### [Written exercise]
Your task is to write out the complete listing exactly as it is shown.

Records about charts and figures
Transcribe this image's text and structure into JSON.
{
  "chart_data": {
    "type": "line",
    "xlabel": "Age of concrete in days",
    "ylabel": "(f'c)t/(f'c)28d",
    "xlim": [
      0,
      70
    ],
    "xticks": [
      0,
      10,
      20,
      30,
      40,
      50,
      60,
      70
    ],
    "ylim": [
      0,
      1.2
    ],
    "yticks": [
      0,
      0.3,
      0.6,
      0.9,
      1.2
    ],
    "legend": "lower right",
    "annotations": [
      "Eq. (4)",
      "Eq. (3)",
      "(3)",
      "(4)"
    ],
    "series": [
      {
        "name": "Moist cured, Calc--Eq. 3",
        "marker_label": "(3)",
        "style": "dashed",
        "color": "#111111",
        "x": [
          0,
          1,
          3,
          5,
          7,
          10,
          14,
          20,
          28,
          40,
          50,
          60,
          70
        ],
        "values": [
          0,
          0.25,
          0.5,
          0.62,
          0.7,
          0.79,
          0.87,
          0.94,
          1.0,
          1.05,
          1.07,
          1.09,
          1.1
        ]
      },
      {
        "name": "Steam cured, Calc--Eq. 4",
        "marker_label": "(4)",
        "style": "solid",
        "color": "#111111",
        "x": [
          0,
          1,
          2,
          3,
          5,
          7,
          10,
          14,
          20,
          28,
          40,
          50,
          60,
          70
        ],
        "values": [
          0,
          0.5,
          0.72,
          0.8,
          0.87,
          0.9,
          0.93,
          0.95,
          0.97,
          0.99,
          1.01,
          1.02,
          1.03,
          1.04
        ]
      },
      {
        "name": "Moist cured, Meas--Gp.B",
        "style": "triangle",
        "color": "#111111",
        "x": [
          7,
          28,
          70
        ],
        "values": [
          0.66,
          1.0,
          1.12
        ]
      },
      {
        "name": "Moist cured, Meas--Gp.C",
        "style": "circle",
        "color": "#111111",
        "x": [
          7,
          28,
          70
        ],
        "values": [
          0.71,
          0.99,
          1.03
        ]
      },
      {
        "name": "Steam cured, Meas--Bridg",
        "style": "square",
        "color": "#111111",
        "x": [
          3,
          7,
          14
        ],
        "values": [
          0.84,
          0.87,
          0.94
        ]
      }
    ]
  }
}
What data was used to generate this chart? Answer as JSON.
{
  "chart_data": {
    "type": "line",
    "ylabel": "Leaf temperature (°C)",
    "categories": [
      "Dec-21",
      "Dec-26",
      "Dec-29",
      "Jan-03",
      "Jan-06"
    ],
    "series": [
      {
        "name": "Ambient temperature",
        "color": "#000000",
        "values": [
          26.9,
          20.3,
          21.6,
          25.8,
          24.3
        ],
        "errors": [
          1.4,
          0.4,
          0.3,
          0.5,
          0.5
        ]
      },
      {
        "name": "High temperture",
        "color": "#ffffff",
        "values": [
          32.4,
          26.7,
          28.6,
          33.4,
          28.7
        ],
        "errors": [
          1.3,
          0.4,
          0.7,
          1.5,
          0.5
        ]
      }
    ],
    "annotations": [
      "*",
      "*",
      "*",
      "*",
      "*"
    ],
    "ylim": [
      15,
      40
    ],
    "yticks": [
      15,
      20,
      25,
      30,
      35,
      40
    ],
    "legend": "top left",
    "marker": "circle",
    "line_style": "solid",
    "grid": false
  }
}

### [Solution for this task]
Transcribe this image's text and structure into JSON.
{
  "chart_data": {
    "type": "line",
    "xlabel": "Age of concrete in days",
    "ylabel": "(f'c)t/(f'c)28d",
    "xlim": [
      0,
      70
    ],
    "xticks": [
      0,
      10,
      20,
      30,
      40,
      50,
      60,
      70
    ],
    "ylim": [
      0,
      1.2
    ],
    "yticks": [
      0,
      0.3,
      0.6,
      0.9,
      1.2
    ],
    "legend": "lower right",
    "annotations": [
      "Eq. (4)",
      "Eq. (3)",
      "(3)",
      "(4)"
    ],
    "series": [
      {
        "name": "Moist cured, Calc--Eq. 3",
        "marker_label": "(3)",
        "style": "dashed",
        "color": "#111111",
        "x": [
          0,
          1,
          3,
          5,
          7,
          10,
          14,
          20,
          28,
          40,
          50,
          60,
          70
        ],
        "values": [
          0,
          0.25,
          0.5,
          0.62,
          0.7,
          0.79,
          0.87,
          0.94,
          1.0,
          1.05,
          1.07,
          1.09,
          1.1
        ]
      },
      {
        "name": "Steam cured, Calc--Eq. 4",
        "marker_label": "(4)",
        "style": "solid",
        "color": "#111111",
        "x": [
          0,
          1,
          2,
          3,
          5,
          7,
          10,
          14,
          20,
          28,
          40,
          50,
          60,
          70
        ],
        "values": [
          0,
          0.5,
          0.72,
          0.8,
          0.87,
          0.9,
          0.93,
          0.95,
          0.97,
          0.99,
          1.01,
          1.02,
          1.03,
          1.04
        ]
      },
      {
        "name": "Moist cured, Meas--Gp.B",
        "style": "triangle",
        "color": "#111111",
        "x": [
          7,
          28,
          70
        ],
        "values": [
          0.66,
          1.0,
          1.12
        ]
      },
      {
        "name": "Moist cured, Meas--Gp.C",
        "style": "circle",
        "color": "#111111",
        "x": [
          7,
          28,
          70
        ],
        "values": [
          0.71,
          0.99,
          1.03
        ]
      },
      {
        "name": "Steam cured, Meas--Bridg",
        "style": "square",
        "color": "#111111",
        "x": [
          3,
          7,
          14
        ],
        "values": [
          0.84,
          0.87,
          0.94
        ]
      }
    ]
  }
}
What data was used to generate this chart? Answer as JSON.
{
  "chart_data": {
    "type": "line",
    "ylabel": "Leaf temperature (°C)",
    "categories": [
      "Dec-21",
      "Dec-26",
      "Dec-29",
      "Jan-03",
      "Jan-06"
    ],
    "series": [
      {
        "name": "Ambient temperature",
        "color": "#000000",
        "values": [
          26.9,
          20.3,
          21.6,
          25.8,
          24.3
        ],
        "errors": [
          1.4,
          0.4,
          0.3,
          0.5,
          0.5
        ]
      },
      {
        "name": "High temperture",
        "color": "#ffffff",
        "values": [
          32.4,
          26.7,
          28.6,
          33.4,
          28.7
        ],
        "errors": [
          1.3,
          0.4,
          0.7,
          1.5,
          0.5
        ]
      }
    ],
    "annotations": [
      "*",
      "*",
      "*",
      "*",
      "*"
    ],
    "ylim": [
      15,
      40
    ],
    "yticks": [
      15,
      20,
      25,
      30,
      35,
      40
    ],
    "legend": "top left",
    "marker": "circle",
    "line_style": "solid",
    "grid": false
  }
}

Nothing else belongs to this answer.